▶ Requirement: From the first line of the listing to the last, set down everything exactly, but skip the images.

START Listed records

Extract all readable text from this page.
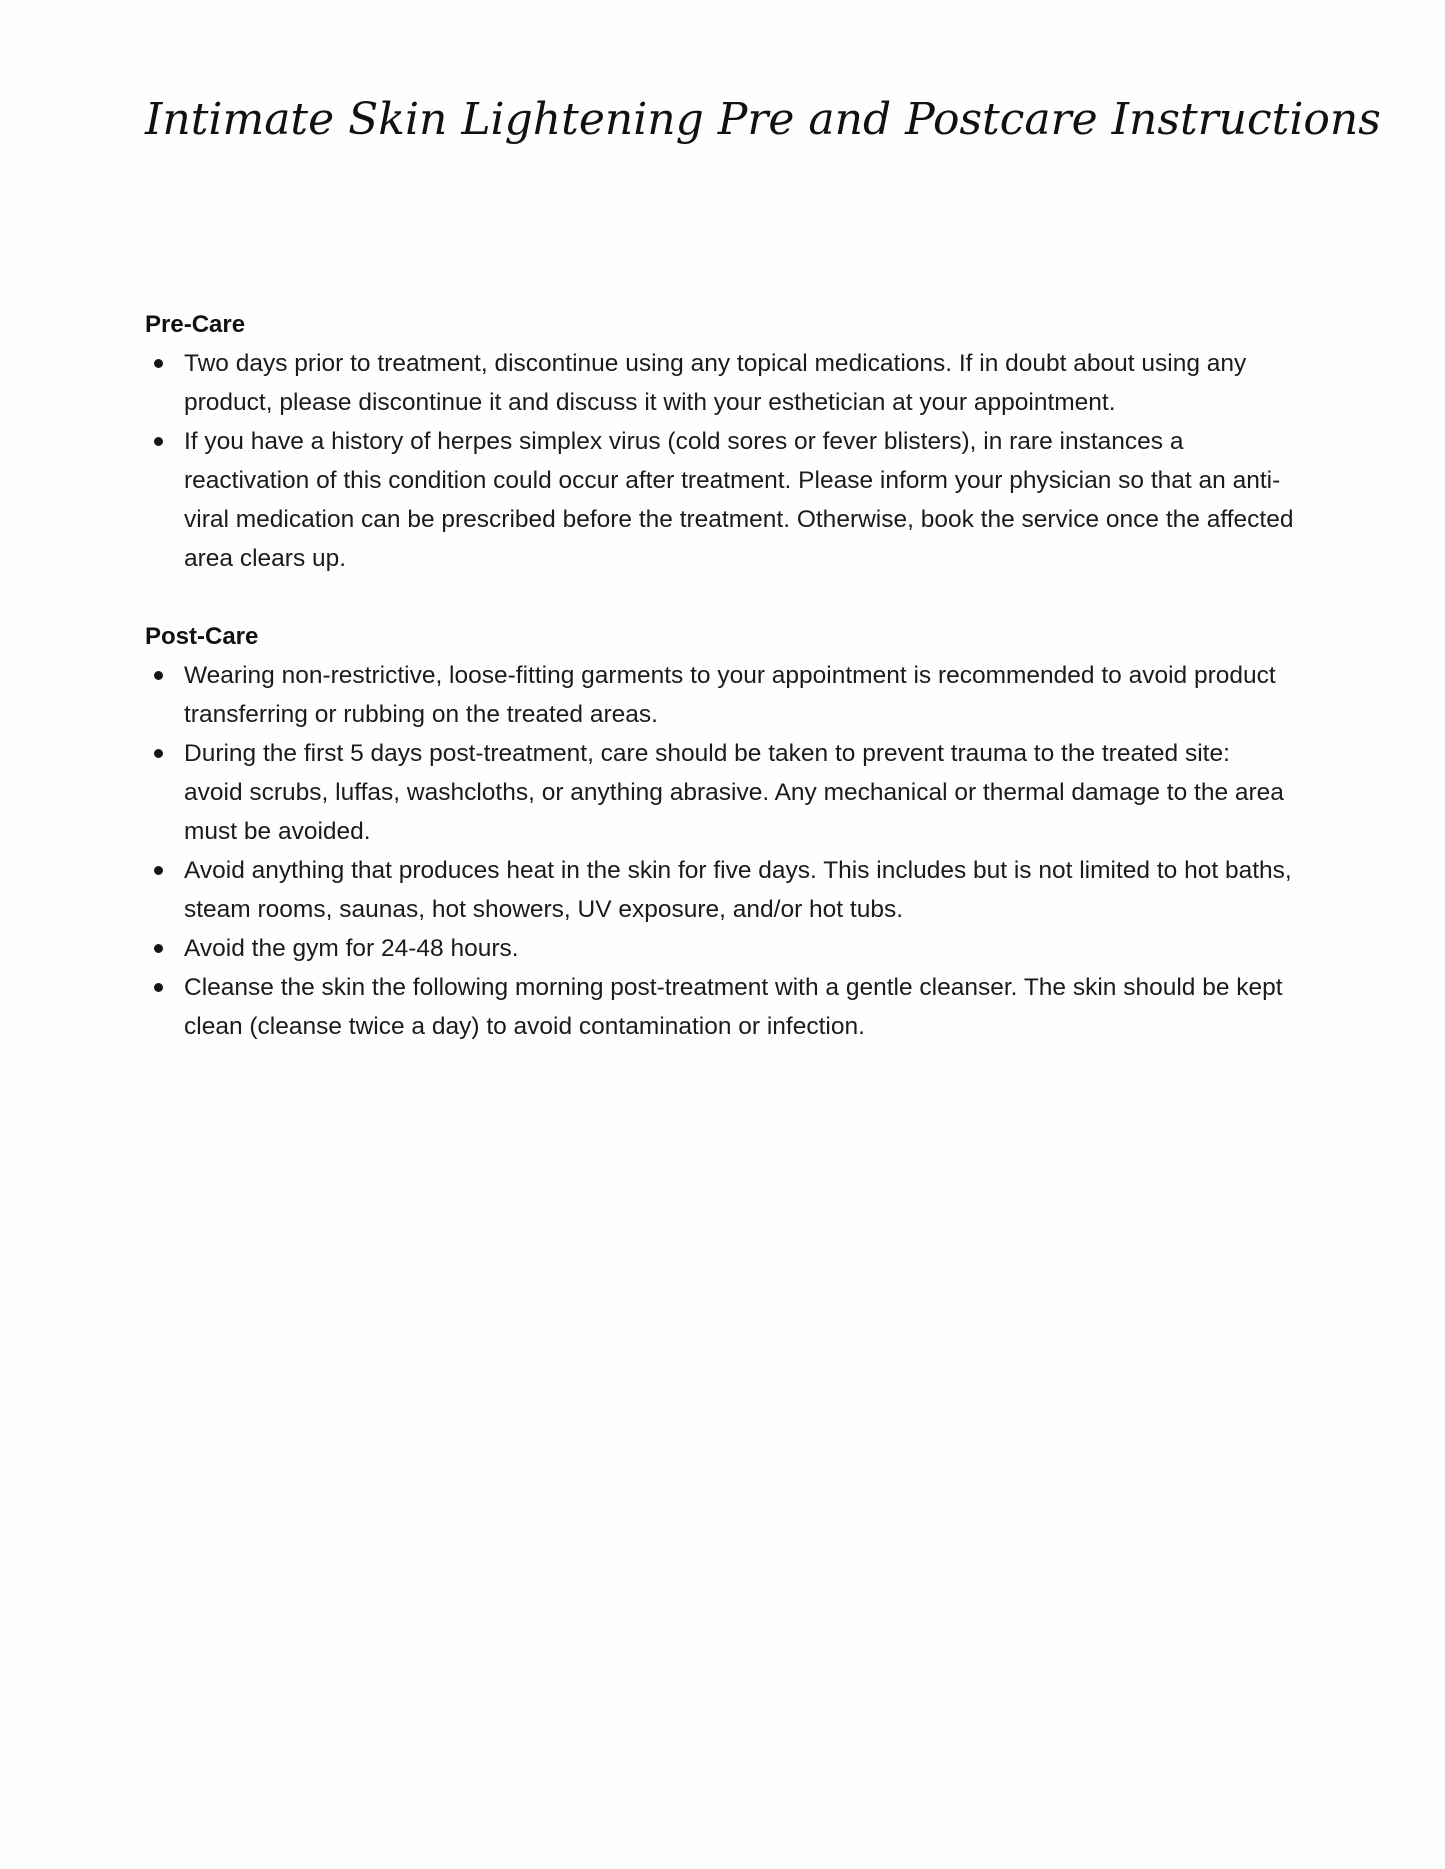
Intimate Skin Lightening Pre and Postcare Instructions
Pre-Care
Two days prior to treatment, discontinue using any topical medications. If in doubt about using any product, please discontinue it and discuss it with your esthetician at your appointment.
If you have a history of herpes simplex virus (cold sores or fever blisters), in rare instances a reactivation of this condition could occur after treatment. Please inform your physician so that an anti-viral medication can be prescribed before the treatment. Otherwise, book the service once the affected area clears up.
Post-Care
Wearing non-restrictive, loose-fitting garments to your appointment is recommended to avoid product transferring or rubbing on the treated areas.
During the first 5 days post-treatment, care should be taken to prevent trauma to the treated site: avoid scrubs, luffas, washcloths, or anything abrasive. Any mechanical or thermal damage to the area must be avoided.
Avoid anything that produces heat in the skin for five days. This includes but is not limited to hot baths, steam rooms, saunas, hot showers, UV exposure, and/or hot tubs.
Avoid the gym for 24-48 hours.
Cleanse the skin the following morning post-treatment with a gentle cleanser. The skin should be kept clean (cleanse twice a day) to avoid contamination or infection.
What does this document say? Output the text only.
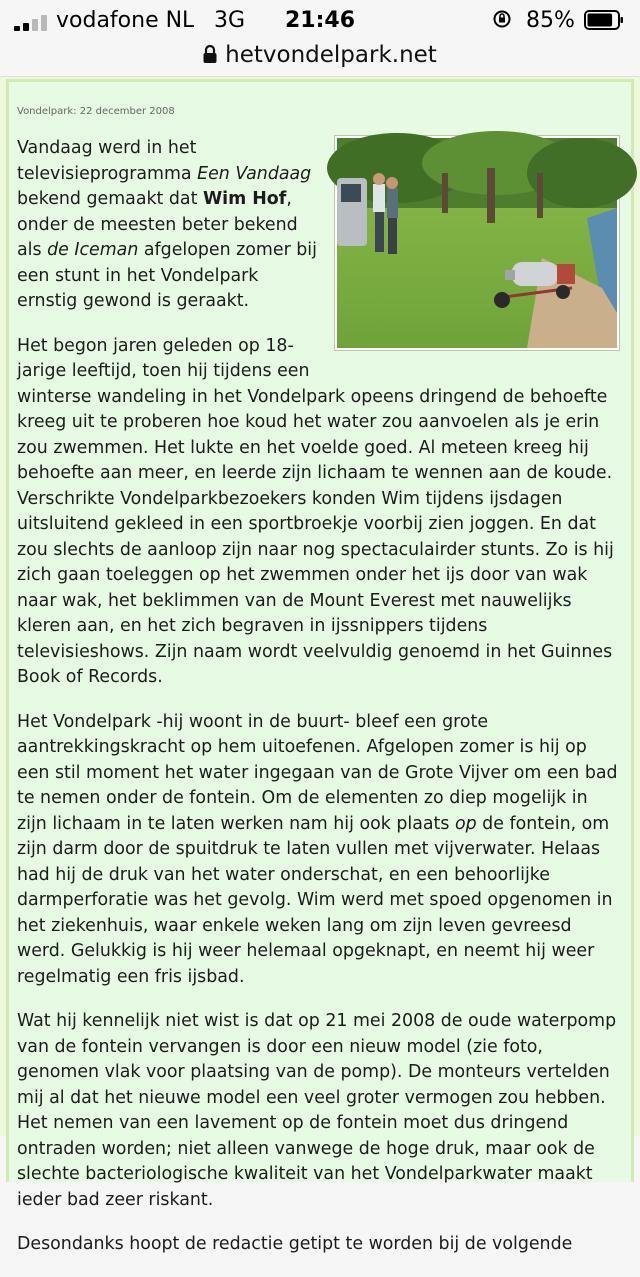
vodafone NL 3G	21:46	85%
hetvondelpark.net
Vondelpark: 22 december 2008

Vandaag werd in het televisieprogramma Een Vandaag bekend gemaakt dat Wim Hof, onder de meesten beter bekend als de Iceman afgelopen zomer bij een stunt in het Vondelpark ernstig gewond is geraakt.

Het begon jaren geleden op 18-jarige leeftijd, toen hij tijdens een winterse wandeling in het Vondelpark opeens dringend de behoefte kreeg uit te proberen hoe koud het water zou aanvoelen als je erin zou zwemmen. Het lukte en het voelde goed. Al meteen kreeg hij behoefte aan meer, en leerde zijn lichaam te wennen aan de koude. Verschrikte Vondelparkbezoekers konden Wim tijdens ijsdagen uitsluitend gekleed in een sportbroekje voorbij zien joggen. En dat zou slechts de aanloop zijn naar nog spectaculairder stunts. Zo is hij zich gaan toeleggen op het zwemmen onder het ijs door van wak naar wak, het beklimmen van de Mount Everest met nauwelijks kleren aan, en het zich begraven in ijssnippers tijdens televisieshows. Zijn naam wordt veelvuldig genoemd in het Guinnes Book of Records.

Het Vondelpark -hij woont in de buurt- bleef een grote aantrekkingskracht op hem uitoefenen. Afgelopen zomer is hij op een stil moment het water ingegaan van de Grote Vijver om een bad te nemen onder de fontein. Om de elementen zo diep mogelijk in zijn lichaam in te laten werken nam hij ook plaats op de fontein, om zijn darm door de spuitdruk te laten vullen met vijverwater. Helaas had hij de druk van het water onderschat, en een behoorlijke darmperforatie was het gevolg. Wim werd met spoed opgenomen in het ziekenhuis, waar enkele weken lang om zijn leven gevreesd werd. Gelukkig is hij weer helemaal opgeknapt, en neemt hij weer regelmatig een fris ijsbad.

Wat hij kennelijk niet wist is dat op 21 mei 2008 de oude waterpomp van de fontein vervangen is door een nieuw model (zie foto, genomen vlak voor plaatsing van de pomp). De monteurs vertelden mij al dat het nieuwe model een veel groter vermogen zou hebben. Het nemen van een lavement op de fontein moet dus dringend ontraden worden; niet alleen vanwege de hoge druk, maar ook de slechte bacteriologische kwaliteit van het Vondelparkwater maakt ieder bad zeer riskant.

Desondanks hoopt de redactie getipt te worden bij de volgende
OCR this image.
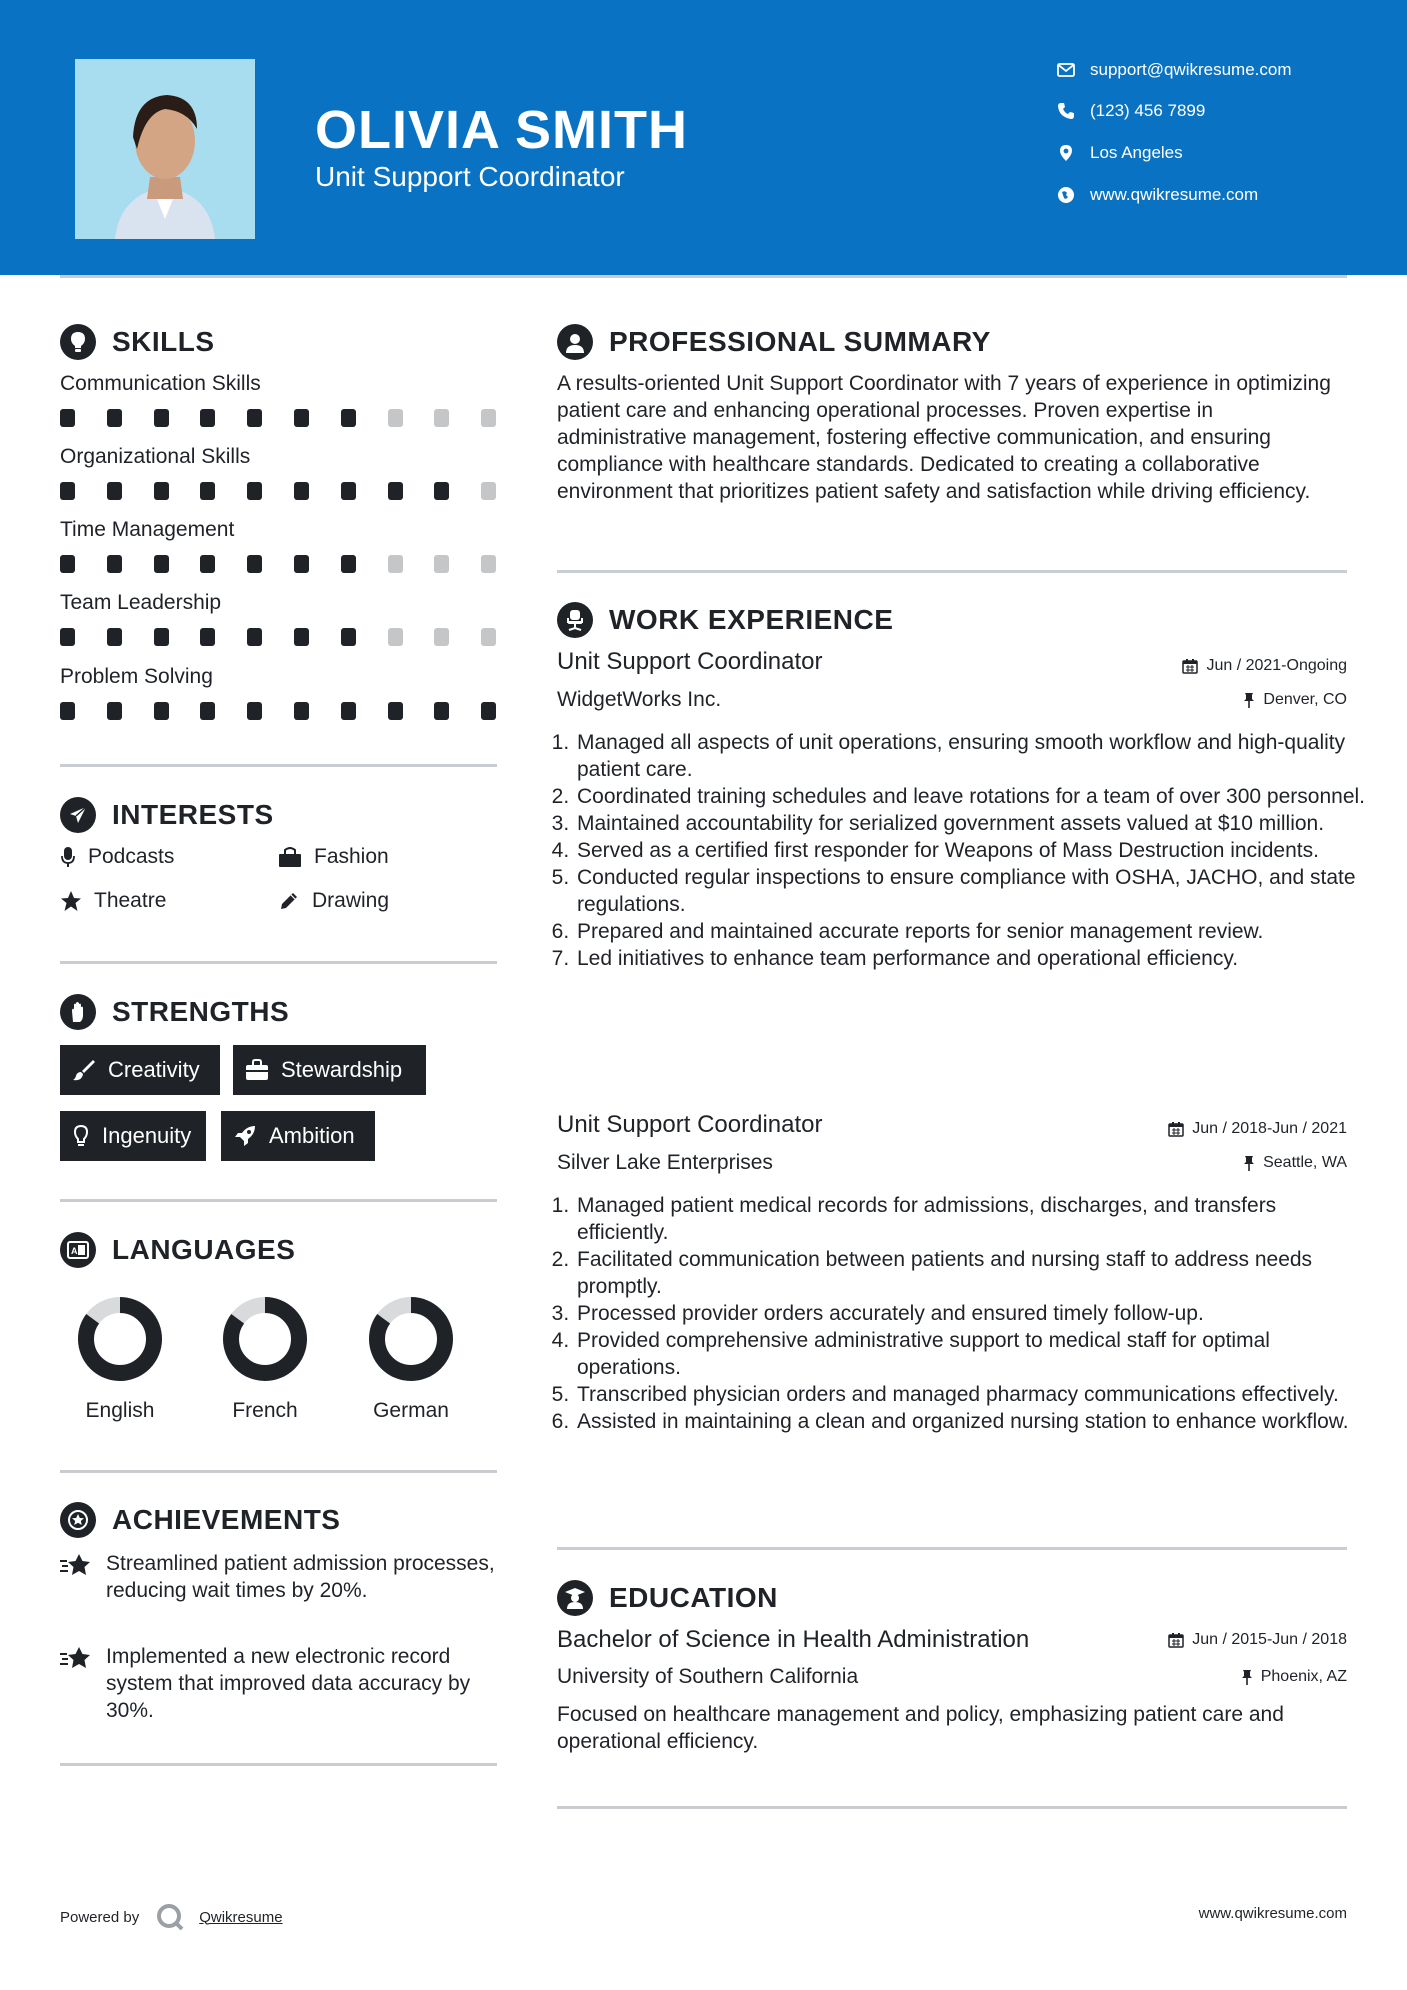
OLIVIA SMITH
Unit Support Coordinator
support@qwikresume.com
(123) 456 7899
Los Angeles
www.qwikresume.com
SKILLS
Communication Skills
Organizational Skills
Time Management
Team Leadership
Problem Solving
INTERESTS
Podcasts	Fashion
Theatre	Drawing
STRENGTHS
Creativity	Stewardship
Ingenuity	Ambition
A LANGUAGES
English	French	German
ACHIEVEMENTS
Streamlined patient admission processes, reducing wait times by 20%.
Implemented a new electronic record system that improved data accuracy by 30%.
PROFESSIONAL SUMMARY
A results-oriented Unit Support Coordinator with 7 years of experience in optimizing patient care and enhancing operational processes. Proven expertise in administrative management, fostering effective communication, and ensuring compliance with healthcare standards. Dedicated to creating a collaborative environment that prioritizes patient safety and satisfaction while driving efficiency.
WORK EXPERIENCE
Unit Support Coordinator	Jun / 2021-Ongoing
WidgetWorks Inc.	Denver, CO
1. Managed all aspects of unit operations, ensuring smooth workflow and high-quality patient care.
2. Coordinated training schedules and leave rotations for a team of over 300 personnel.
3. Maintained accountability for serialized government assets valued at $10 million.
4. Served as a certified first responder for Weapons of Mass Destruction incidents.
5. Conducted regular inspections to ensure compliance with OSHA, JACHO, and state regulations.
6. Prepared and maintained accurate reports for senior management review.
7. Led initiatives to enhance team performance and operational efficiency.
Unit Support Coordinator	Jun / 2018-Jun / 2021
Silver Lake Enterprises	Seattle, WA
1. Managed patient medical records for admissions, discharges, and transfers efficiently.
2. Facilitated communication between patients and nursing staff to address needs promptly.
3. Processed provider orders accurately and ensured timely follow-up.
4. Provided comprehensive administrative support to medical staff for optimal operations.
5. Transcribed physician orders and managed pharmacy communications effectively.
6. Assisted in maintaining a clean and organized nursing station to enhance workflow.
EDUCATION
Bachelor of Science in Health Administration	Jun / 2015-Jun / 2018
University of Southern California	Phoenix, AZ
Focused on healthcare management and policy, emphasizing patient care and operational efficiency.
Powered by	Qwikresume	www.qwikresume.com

END Listed records

▶ The completed task:
Extract all readable text from this page.
Intimate Skin Lightening Pre and Postcare Instructions
Pre-Care
Two days prior to treatment, discontinue using any topical medications. If in doubt about using any product, please discontinue it and discuss it with your esthetician at your appointment.
If you have a history of herpes simplex virus (cold sores or fever blisters), in rare instances a reactivation of this condition could occur after treatment. Please inform your physician so that an anti-viral medication can be prescribed before the treatment. Otherwise, book the service once the affected area clears up.
Post-Care
Wearing non-restrictive, loose-fitting garments to your appointment is recommended to avoid product transferring or rubbing on the treated areas.
During the first 5 days post-treatment, care should be taken to prevent trauma to the treated site: avoid scrubs, luffas, washcloths, or anything abrasive. Any mechanical or thermal damage to the area must be avoided.
Avoid anything that produces heat in the skin for five days. This includes but is not limited to hot baths, steam rooms, saunas, hot showers, UV exposure, and/or hot tubs.
Avoid the gym for 24-48 hours.
Cleanse the skin the following morning post-treatment with a gentle cleanser. The skin should be kept clean (cleanse twice a day) to avoid contamination or infection.
What does this document say? Output the text only.
vodafone NL 3G	21:46	85%
hetvondelpark.net
Vondelpark: 22 december 2008

Vandaag werd in het televisieprogramma Een Vandaag bekend gemaakt dat Wim Hof, onder de meesten beter bekend als de Iceman afgelopen zomer bij een stunt in het Vondelpark ernstig gewond is geraakt.

Het begon jaren geleden op 18-jarige leeftijd, toen hij tijdens een winterse wandeling in het Vondelpark opeens dringend de behoefte kreeg uit te proberen hoe koud het water zou aanvoelen als je erin zou zwemmen. Het lukte en het voelde goed. Al meteen kreeg hij behoefte aan meer, en leerde zijn lichaam te wennen aan de koude. Verschrikte Vondelparkbezoekers konden Wim tijdens ijsdagen uitsluitend gekleed in een sportbroekje voorbij zien joggen. En dat zou slechts de aanloop zijn naar nog spectaculairder stunts. Zo is hij zich gaan toeleggen op het zwemmen onder het ijs door van wak naar wak, het beklimmen van de Mount Everest met nauwelijks kleren aan, en het zich begraven in ijssnippers tijdens televisieshows. Zijn naam wordt veelvuldig genoemd in het Guinnes Book of Records.

Het Vondelpark -hij woont in de buurt- bleef een grote aantrekkingskracht op hem uitoefenen. Afgelopen zomer is hij op een stil moment het water ingegaan van de Grote Vijver om een bad te nemen onder de fontein. Om de elementen zo diep mogelijk in zijn lichaam in te laten werken nam hij ook plaats op de fontein, om zijn darm door de spuitdruk te laten vullen met vijverwater. Helaas had hij de druk van het water onderschat, en een behoorlijke darmperforatie was het gevolg. Wim werd met spoed opgenomen in het ziekenhuis, waar enkele weken lang om zijn leven gevreesd werd. Gelukkig is hij weer helemaal opgeknapt, en neemt hij weer regelmatig een fris ijsbad.

Wat hij kennelijk niet wist is dat op 21 mei 2008 de oude waterpomp van de fontein vervangen is door een nieuw model (zie foto, genomen vlak voor plaatsing van de pomp). De monteurs vertelden mij al dat het nieuwe model een veel groter vermogen zou hebben. Het nemen van een lavement op de fontein moet dus dringend ontraden worden; niet alleen vanwege de hoge druk, maar ook de slechte bacteriologische kwaliteit van het Vondelparkwater maakt ieder bad zeer riskant.

Desondanks hoopt de redactie getipt te worden bij de volgende
OCR this image.
OLIVIA SMITH
Unit Support Coordinator
support@qwikresume.com
(123) 456 7899
Los Angeles
www.qwikresume.com
SKILLS
Communication Skills
Organizational Skills
Time Management
Team Leadership
Problem Solving
INTERESTS
Podcasts	Fashion
Theatre	Drawing
STRENGTHS
Creativity	Stewardship
Ingenuity	Ambition
A LANGUAGES
English	French	German
ACHIEVEMENTS
Streamlined patient admission processes, reducing wait times by 20%.
Implemented a new electronic record system that improved data accuracy by 30%.
PROFESSIONAL SUMMARY
A results-oriented Unit Support Coordinator with 7 years of experience in optimizing patient care and enhancing operational processes. Proven expertise in administrative management, fostering effective communication, and ensuring compliance with healthcare standards. Dedicated to creating a collaborative environment that prioritizes patient safety and satisfaction while driving efficiency.
WORK EXPERIENCE
Unit Support Coordinator	Jun / 2021-Ongoing
WidgetWorks Inc.	Denver, CO
1. Managed all aspects of unit operations, ensuring smooth workflow and high-quality patient care.
2. Coordinated training schedules and leave rotations for a team of over 300 personnel.
3. Maintained accountability for serialized government assets valued at $10 million.
4. Served as a certified first responder for Weapons of Mass Destruction incidents.
5. Conducted regular inspections to ensure compliance with OSHA, JACHO, and state regulations.
6. Prepared and maintained accurate reports for senior management review.
7. Led initiatives to enhance team performance and operational efficiency.
Unit Support Coordinator	Jun / 2018-Jun / 2021
Silver Lake Enterprises	Seattle, WA
1. Managed patient medical records for admissions, discharges, and transfers efficiently.
2. Facilitated communication between patients and nursing staff to address needs promptly.
3. Processed provider orders accurately and ensured timely follow-up.
4. Provided comprehensive administrative support to medical staff for optimal operations.
5. Transcribed physician orders and managed pharmacy communications effectively.
6. Assisted in maintaining a clean and organized nursing station to enhance workflow.
EDUCATION
Bachelor of Science in Health Administration	Jun / 2015-Jun / 2018
University of Southern California	Phoenix, AZ
Focused on healthcare management and policy, emphasizing patient care and operational efficiency.
Powered by	Qwikresume	www.qwikresume.com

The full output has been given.